**PASSAGE PROVIDED**.
Re: possibly silly configuration question

Miles Fidelman <mfidelman@xxxxxxxxxxxxxxxx> · Thu, 27 Dec 2012 11:02:22 -0500

Adam,

Thanks for the suggestions.  The thing I'm worried about is how much 
traffic gets generated as I start wiring together more complex 
configurations, and the kind of performance hits involved (particularly 
if a node goes down and things start getting re-syncd).

Miles

Adam Goryachev wrote:
On 27/12/12 15:16, Miles Fidelman wrote:
Hi Folks,

I find myself having four servers, each with 4 large disks, that I'm
trying to assemble into a high-availability cluster.  (Note: I've got
4 gigE ports on each box, 2 set aside for outside access, 2 for
inter-node clustering)

Now it's easy enough to RAID disks on each server, and/or mirror disks
pair-wise with DRBD, but DRBD doesn't work as well with >2 servers.

No what I really should do is separate storage nodes from compute
nodes - but I'm limited by rack space and chassis configuration of the
hardware I've got, and I've been thinking through various
configurations to make use of the resources at hand.

**SUPPLIED RECORDS**.
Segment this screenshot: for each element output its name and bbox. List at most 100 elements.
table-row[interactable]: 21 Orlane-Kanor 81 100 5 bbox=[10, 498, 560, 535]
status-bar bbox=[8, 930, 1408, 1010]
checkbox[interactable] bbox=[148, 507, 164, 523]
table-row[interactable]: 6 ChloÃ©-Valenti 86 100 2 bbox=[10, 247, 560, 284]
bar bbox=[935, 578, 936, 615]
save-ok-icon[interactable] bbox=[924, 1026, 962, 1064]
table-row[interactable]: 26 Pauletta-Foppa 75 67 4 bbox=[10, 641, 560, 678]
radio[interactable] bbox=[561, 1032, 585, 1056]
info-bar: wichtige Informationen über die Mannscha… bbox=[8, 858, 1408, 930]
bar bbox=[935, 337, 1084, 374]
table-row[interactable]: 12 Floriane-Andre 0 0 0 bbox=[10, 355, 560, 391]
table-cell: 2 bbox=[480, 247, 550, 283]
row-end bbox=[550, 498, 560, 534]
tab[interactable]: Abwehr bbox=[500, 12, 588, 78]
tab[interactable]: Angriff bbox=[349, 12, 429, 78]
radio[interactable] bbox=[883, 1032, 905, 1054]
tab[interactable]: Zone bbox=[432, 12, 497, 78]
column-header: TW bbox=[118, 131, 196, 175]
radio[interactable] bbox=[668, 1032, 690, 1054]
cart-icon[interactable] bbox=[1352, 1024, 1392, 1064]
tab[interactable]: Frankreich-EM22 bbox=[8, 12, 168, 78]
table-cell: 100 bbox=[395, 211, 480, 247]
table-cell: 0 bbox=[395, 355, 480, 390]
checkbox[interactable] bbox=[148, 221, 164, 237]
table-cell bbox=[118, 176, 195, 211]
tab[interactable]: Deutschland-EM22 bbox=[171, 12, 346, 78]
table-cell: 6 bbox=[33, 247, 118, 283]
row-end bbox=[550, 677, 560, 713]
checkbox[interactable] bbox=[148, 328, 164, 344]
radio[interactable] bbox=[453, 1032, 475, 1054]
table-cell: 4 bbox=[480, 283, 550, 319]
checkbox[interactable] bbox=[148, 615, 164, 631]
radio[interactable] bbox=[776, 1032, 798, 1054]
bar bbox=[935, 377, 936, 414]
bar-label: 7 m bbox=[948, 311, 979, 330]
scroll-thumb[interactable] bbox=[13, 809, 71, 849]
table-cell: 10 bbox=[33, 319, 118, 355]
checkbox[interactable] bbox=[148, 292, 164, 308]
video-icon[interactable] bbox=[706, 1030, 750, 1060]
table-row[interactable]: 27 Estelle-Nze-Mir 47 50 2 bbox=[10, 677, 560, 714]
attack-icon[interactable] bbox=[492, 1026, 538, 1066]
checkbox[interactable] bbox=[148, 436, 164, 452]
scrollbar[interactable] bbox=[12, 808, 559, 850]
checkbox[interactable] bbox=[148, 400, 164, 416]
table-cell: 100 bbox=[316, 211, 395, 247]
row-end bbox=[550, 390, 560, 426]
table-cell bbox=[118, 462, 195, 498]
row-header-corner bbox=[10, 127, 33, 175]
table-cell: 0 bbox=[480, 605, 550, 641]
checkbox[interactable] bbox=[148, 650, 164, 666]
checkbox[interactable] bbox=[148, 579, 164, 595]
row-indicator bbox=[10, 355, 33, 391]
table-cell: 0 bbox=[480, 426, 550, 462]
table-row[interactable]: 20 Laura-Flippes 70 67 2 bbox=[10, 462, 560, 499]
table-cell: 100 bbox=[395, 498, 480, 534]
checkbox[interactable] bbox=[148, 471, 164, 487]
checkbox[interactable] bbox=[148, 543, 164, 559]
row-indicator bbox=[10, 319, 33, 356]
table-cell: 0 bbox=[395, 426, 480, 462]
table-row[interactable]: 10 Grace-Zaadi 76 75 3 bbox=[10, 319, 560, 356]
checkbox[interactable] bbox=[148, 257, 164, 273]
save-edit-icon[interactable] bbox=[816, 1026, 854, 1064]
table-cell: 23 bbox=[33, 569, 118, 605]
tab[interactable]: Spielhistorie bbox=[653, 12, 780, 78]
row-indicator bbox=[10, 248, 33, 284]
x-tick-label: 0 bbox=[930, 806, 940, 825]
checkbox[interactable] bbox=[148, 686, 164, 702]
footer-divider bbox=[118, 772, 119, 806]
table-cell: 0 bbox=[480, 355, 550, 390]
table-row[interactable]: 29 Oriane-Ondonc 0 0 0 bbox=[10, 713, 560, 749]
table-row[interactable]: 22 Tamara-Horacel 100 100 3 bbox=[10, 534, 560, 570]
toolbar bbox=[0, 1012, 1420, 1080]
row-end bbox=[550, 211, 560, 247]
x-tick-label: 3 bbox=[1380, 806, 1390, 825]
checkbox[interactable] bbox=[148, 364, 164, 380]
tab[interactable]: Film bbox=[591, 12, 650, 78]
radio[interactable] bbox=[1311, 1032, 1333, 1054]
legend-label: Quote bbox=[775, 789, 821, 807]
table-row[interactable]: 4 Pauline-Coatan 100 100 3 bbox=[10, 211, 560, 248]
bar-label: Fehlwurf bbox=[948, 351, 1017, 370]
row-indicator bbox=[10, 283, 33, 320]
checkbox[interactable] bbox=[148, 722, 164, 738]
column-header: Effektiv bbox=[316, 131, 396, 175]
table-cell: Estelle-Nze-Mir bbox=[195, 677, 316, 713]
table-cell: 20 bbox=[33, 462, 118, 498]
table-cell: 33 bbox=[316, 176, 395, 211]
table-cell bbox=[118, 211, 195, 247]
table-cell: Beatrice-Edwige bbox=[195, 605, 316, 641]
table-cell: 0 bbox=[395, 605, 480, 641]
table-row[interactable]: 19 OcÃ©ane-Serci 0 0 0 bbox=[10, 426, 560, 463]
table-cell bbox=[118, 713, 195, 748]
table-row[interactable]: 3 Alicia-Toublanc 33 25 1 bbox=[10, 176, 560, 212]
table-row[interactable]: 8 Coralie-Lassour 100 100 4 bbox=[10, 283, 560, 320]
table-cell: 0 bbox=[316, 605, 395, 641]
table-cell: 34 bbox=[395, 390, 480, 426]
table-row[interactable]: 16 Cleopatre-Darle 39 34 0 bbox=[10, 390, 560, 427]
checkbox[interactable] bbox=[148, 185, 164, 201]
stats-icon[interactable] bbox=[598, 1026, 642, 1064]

**WORK TO COMPLETE**.
A – In the cluster configuration thread, how many gigE ports on each server are reserved for inter-node clustering?
B – Write out the cluster configuration thread from "Thanks for the" to "start getting re-syncd).".
C – Resume the cluster configuration thread after its final sentence.

**RESPONSES TO THE TASKS**.
A – Two

B –
Thanks for the suggestions.  The thing I'm worried about is how much 
traffic gets generated as I start wiring together more complex 
configurations, and the kind of performance hits involved (particularly 
if a node goes down and things start getting re-syncd).

C –
One option is to put all the drives into one large pool managed by
gluster - but I expect that would result in some serious performance
hits (and gluster's replicated/distributed mode is fairly new).

It's late at night and a thought occurred to me that is probably
wrongheaded (or at least silly) - but maybe I'm too tired to see any
obvious problems.  So I'd welcome 2nd (and 3rd) opinions.

The basic notion:
- mount all 16 drives as network block devices via iSCSI or AoE
- build 4 RAID10 volumes - each volume consisting of one drive from
each server
- run LVM on top of the RAID volumes
- then use NFS or maybe OCFS2 to make volumes available across nodes
- of course md would be running on only one node (for each array), so
if a node goes down, use pacemaker to startup md on another node,
reassemble the array, and remount everything

Does this make sense, or is it totally crazy?

Not entirely crazy... but, how about another option:
On each node:
1) Partition each drive into two halves
2) Create two RAID arrays using each half of the 4 drives (ie, sd[abcd]1
in one RAID and sd[abcd]2 in the second RAID)
3) Create 4 x DRBD volumes where
drbd0 uses server1_raid1 and server2_raid1
drbd1 uses server2_raid2 and server3_raid2
drbd2 uses server3_raid1 and server4_raid1
drbd3 uses server4_raid2 and server1_raid2

Now you can run iscsi on all servers, where each server will export one
DRBD device:
iscsi server1 drbd0
iscsi server2 drbd1
iscsi server3 drbd2
iscsi server4 drbd3

If a server goes down, you need to use pacemaker to start iscsi (and
steal the virtual IP) on the "partner" server.
In this way, you can lose any one server, or you can lose two servers
(if they are the right two).

You could adjust this further to have a third drbd host, and reduce the
total number of iscsi exported devices to 3.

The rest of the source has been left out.